§ TEXTE RETENU:
━━━━━━━━━━━━━━━━━━━━

La lettre R ( relations interpersonnelles ) de cet acronyme éducatif vise à favoriser les relations sociales et familiales et à élargir le cercle social, et à motiver les plus jeunes membres du foyer à partager et à participer à des activités qui encouragent les rencontres en face à face.
La lettre A (arts) nous rappelle l'importance de lire, d'assister à des spectacles musicaux ou à des concerts, de composer des chansons, de faire de l'artisanat ou d'aller au théâtre ou à des expositions , le tout en famille, ce qui fournit de nombreux stimuli visuels et auditifs qui génèrent du plaisir.
Une autre merveilleuse source d'émotion, de tranquillité et de plaisir est la nature, le N de la formule RAND de Paoli, qui recommande de marcher à la campagne, de sentir le soleil et le vent, d'apprécier les couleurs de la vie végétale et animale et de respirer profondément pour se connecter avec nous-mêmes et ressentir un plus grand calme.
Pour appliquer la lettre D (sport), cette psychologue conseille de pratiquer un exercice ou un sport, de préférence en plein air et en groupe, en jouant au football, au basket-ball ou même en assistant à un événement sportif, « qui fait que les enfants et les adolescents s'amusent, crient et s'enthousiasment », explique-t-elle.

D'autres activités, fondées sur des preuves scientifiques et la formule RAND , que les mères et les pères peuvent encourager chez leurs jeunes enfants et adolescents et partager en famille, et qui génèrent de véritables liens , procurent du plaisir, atténuent l'isolement et la solitude indésirable et leur donnent un sentiment d'appartenance familiale ou sociale , sont les suivantes :
- Jeux en famille. Les jeux partagés (jeux de société, escape games maison) renforcent les liens et améliorent le développement cognitif et émotionnel.
- Activités créatives sans écran. La créativité (artisanat, écriture d'histoires, collages, construction de maquettes) réduit le stress et favorise l'autorégulation.
- Explorations de la nature. Être en contact avec la nature (randonnées, excursions, chasses au trésor en plein air ou camping) améliore l'humeur, la vigilance et le bien-être général.
- Activités culinaires partagées. Cuisiner en famille (préparation de recettes saines, concours et défis culinaires familiaux) favorise les compétences exécutives et une communication positive, selon Paoli.
- Théâtre ou jeux de rôle à la maison. Encourager le jeu symbolique (jouer une pièce de théâtre, créer des costumes et des masques, recréer une danse, jouer d'un instrument de musique ou composer une chanson ou une pièce) améliore l'empathie et la résolution des conflits.
- Routines de bien-être émotionnel. Selon Paoli, les pratiques de pleine conscience et de relaxation, comme la méditation guidée, le yoga pour enfants ou la respiration consciente, aident à réguler les émotions et à améliorer l'attention.
- Défis et concours familiaux. Les défis, tels que les journées ou dîners à thème, les activités sans écran , les compétitions sportives ou de talents, favorisent la motivation intrinsèque et le travail d'équipe.
- Club de lecture familial. Lire un roman chapitre par chapitre, discuter de livres ou jouer des histoires améliore le langage, l'empathie et la concentration des enfants, note le psychologue.
- Projets de construction ou de sciences à la maison. Partager des expériences scientifiques, construire des objets ou concevoir des maisons ou des ponts en famille est une expérience d'apprentissage active et concrète qui encourage l'esprit critique et la résolution de problèmes.
- Participation aux activités communautaires. L'engagement social (par le biais du bénévolat familial, des jardins communautaires ou des activités intergénérationnelles) améliore l'estime de soi et réduit les comportements antisociaux, conclut Paoli.

━━━━━━━━━━━━━━━━━━━━

§ CONSIGNE:
Imprimez sans aucune modification le passage du texte sur la formule RAND qui commence par « - Activités créatives » et se poursuit jusqu'à « et favorise l'autorégulation. ». Les items ne sont d'aucune utilité pour ce travail.

━━━━━━━━━━━━━━━━━━━━

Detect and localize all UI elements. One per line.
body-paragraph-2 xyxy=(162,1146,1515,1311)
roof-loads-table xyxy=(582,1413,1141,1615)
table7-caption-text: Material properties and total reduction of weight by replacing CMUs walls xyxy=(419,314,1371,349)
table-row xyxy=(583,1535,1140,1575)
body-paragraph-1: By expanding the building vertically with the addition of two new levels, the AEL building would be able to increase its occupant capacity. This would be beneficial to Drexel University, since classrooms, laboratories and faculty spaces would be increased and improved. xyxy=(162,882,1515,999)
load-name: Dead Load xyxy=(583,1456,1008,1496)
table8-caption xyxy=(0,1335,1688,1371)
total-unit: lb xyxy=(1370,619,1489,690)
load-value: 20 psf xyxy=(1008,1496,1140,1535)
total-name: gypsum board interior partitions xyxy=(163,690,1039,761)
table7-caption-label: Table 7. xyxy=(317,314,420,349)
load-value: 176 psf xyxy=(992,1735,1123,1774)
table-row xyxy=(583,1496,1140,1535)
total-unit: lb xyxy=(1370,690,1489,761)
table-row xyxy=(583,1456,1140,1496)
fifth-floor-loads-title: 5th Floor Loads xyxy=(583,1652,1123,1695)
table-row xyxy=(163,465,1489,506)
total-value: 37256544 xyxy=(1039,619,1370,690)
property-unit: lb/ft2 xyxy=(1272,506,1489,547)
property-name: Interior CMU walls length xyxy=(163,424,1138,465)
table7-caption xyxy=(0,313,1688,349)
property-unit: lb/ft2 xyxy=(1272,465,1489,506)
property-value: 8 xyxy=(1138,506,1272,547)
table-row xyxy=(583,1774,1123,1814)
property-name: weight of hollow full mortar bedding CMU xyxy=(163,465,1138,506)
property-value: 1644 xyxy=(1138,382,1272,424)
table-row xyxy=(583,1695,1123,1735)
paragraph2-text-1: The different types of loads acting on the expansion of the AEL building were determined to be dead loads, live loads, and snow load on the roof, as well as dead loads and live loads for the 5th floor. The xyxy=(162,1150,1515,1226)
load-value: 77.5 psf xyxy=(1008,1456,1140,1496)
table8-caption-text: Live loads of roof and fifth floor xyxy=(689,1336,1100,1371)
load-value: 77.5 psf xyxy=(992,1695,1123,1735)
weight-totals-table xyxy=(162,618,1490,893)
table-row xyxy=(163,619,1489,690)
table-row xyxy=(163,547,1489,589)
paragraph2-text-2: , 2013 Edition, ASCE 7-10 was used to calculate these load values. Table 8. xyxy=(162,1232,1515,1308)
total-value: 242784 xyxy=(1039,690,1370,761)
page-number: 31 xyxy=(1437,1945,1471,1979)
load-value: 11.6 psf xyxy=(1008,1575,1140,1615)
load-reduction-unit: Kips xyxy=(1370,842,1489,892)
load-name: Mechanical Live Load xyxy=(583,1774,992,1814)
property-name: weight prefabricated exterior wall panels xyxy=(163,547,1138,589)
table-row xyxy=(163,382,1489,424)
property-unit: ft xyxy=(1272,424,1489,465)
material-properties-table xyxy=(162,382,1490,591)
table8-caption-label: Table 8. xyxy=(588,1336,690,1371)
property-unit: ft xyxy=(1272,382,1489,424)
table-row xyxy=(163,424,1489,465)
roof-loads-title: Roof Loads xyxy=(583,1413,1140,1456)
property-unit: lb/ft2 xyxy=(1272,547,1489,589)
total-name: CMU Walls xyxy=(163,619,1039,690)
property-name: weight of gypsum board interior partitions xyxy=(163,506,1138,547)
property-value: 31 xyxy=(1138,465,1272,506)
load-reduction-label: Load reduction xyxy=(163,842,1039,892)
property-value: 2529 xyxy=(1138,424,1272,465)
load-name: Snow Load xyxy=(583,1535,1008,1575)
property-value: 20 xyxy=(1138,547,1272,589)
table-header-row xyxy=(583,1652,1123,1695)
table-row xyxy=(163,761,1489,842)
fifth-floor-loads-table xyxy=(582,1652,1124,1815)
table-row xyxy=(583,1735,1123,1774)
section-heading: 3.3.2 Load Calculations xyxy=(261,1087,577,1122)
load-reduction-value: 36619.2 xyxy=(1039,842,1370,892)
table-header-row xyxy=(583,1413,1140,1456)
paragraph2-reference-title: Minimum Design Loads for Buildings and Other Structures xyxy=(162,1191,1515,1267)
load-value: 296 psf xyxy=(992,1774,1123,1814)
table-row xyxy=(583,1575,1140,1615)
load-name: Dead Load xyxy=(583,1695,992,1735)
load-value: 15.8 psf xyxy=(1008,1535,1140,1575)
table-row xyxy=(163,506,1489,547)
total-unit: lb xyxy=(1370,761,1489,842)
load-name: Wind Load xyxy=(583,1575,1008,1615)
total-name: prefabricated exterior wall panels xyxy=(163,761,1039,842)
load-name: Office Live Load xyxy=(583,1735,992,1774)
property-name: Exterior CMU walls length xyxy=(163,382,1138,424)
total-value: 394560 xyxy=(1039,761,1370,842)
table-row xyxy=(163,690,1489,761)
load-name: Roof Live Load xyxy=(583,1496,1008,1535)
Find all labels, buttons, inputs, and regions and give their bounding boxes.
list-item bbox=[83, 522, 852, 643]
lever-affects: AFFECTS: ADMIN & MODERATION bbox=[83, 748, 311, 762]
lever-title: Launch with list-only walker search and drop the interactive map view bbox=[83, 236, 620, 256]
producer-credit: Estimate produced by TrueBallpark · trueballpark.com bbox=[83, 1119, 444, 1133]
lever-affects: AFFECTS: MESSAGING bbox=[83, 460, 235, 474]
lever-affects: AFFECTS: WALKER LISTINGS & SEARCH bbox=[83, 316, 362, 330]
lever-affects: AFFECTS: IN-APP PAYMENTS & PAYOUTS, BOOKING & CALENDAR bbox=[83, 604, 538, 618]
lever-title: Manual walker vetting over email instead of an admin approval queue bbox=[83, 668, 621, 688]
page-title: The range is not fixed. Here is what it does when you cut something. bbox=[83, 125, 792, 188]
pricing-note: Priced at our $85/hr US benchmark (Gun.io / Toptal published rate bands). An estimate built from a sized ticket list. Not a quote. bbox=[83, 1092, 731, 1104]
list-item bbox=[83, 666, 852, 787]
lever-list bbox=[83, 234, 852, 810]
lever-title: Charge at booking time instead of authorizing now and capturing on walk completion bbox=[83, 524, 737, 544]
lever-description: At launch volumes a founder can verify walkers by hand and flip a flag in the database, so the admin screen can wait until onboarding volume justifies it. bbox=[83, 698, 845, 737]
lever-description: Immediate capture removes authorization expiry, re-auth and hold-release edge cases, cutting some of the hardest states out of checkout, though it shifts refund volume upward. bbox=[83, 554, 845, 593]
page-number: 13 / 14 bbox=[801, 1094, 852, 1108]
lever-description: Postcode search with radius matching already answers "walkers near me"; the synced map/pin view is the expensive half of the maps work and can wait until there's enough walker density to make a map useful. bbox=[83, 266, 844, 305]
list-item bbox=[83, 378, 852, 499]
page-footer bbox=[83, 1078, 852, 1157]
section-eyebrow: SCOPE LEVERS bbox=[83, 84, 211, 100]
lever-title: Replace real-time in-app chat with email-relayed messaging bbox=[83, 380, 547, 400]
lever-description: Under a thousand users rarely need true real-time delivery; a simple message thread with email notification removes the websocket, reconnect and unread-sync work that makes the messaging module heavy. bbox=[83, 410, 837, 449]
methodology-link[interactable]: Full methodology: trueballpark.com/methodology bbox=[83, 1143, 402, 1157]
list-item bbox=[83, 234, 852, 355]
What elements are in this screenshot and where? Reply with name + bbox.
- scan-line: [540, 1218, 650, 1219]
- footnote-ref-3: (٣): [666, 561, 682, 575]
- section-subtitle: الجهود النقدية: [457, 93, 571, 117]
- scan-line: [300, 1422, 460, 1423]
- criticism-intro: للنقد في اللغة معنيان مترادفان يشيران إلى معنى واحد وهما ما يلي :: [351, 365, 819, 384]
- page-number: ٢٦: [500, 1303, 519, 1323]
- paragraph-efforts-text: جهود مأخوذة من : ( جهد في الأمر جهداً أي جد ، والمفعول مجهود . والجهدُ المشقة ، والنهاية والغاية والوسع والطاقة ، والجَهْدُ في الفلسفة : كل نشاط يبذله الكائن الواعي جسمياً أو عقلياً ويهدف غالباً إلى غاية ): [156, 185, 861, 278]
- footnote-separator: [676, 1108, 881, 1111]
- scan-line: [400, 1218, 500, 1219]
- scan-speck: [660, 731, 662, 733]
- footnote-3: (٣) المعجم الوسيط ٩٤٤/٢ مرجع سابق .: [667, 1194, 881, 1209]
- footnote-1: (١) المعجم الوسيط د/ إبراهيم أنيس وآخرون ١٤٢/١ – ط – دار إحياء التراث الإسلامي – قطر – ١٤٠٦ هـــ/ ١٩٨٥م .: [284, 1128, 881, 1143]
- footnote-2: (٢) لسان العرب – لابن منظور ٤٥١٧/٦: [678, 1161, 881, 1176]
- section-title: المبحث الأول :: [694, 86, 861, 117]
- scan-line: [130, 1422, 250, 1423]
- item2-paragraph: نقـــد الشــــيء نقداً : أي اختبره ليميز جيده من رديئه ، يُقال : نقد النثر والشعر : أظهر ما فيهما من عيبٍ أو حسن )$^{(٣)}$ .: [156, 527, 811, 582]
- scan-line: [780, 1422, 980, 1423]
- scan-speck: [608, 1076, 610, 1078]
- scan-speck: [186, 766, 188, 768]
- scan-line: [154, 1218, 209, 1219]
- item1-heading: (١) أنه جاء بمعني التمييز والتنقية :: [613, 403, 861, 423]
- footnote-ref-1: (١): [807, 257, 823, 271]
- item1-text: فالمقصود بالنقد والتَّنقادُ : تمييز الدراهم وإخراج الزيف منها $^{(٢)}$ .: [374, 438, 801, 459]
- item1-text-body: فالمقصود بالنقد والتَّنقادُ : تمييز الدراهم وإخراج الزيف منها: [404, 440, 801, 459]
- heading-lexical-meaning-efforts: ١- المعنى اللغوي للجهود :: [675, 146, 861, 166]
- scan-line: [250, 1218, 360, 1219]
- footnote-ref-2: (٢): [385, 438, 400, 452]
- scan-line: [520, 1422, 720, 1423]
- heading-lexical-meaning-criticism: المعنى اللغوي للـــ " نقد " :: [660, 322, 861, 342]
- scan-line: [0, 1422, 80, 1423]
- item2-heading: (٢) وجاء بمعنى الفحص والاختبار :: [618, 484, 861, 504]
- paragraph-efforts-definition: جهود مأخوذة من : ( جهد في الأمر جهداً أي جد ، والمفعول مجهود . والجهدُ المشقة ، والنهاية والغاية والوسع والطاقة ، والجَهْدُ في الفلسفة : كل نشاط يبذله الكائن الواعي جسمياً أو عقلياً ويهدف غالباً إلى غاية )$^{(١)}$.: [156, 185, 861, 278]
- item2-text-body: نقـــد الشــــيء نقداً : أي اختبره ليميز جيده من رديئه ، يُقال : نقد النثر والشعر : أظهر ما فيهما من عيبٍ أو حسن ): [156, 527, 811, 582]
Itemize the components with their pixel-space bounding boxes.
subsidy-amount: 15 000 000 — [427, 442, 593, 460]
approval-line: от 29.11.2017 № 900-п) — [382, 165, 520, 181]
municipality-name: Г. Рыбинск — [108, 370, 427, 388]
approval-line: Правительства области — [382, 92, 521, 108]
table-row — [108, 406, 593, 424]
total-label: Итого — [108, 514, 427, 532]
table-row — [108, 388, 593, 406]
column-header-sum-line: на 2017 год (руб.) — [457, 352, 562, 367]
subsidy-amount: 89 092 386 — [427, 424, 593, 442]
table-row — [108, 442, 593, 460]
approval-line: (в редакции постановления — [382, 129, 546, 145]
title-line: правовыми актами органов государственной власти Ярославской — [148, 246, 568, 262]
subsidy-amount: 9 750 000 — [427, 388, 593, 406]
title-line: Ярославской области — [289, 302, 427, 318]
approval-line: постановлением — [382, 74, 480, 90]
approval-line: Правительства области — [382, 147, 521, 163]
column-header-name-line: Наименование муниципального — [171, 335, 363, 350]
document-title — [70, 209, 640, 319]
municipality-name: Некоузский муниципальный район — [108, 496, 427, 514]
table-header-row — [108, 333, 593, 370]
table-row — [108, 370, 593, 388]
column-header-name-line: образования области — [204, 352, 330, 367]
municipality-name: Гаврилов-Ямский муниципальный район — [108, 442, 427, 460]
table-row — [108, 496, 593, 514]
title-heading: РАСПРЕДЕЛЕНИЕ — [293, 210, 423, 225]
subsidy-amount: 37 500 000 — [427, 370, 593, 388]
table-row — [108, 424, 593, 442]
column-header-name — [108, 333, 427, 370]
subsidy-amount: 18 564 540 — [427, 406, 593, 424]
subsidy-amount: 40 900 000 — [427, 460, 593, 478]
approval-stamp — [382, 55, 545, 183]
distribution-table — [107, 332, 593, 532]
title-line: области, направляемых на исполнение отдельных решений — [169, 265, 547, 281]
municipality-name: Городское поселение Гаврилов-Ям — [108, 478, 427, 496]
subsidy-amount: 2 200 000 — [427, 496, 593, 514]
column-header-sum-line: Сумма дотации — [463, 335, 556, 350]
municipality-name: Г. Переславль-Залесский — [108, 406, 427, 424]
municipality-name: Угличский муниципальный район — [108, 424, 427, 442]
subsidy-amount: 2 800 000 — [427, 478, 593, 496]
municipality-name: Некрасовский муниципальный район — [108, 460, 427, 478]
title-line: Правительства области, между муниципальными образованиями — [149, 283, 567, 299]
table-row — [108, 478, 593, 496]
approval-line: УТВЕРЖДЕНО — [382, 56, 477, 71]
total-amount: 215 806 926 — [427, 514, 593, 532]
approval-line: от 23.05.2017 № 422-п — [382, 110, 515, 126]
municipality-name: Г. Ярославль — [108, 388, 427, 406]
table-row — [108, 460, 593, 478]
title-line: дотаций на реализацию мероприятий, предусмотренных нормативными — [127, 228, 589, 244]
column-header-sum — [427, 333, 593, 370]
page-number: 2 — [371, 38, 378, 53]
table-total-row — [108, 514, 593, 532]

━━━━━━━━━━━━━━━━━━━━

§ ZONE DE RÉPONSE:
- Activités créatives sans écran. La créativité (artisanat, écriture d'histoires, collages, construction de maquettes) réduit le stress et favorise l'autorégulation.